» GOAL:
Quote the data below in full, please, without altering anything.

(Extracted records)
########################################

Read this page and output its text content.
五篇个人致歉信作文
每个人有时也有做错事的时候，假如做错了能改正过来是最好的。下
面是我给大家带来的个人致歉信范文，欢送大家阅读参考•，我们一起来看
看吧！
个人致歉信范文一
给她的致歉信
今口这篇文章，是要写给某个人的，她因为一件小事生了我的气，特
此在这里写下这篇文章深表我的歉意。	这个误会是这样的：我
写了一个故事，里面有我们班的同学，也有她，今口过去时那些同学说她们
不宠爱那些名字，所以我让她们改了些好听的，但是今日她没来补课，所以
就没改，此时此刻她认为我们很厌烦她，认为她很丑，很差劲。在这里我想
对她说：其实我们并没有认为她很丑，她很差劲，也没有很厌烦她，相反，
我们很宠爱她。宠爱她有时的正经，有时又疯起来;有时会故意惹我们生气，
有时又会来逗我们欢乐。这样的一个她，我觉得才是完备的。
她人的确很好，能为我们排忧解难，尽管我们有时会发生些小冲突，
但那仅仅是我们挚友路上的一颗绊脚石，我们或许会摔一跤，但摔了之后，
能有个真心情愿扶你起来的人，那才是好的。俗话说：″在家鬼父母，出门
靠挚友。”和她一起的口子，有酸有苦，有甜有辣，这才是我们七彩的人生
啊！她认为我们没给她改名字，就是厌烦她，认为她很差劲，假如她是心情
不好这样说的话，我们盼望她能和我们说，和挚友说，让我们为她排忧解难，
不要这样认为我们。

########################################

» FULL RESPONSE:
Read this page and output its text content.
五篇个人致歉信作文
每个人有时也有做错事的时候，假如做错了能改正过来是最好的。下
面是我给大家带来的个人致歉信范文，欢送大家阅读参考•，我们一起来看
看吧！
个人致歉信范文一
给她的致歉信
今口这篇文章，是要写给某个人的，她因为一件小事生了我的气，特
此在这里写下这篇文章深表我的歉意。	这个误会是这样的：我
写了一个故事，里面有我们班的同学，也有她，今口过去时那些同学说她们
不宠爱那些名字，所以我让她们改了些好听的，但是今日她没来补课，所以
就没改，此时此刻她认为我们很厌烦她，认为她很丑，很差劲。在这里我想
对她说：其实我们并没有认为她很丑，她很差劲，也没有很厌烦她，相反，
我们很宠爱她。宠爱她有时的正经，有时又疯起来;有时会故意惹我们生气，
有时又会来逗我们欢乐。这样的一个她，我觉得才是完备的。
她人的确很好，能为我们排忧解难，尽管我们有时会发生些小冲突，
但那仅仅是我们挚友路上的一颗绊脚石，我们或许会摔一跤，但摔了之后，
能有个真心情愿扶你起来的人，那才是好的。俗话说：″在家鬼父母，出门
靠挚友。”和她一起的口子，有酸有苦，有甜有辣，这才是我们七彩的人生
啊！她认为我们没给她改名字，就是厌烦她，认为她很差劲，假如她是心情
不好这样说的话，我们盼望她能和我们说，和挚友说，让我们为她排忧解难，
不要这样认为我们。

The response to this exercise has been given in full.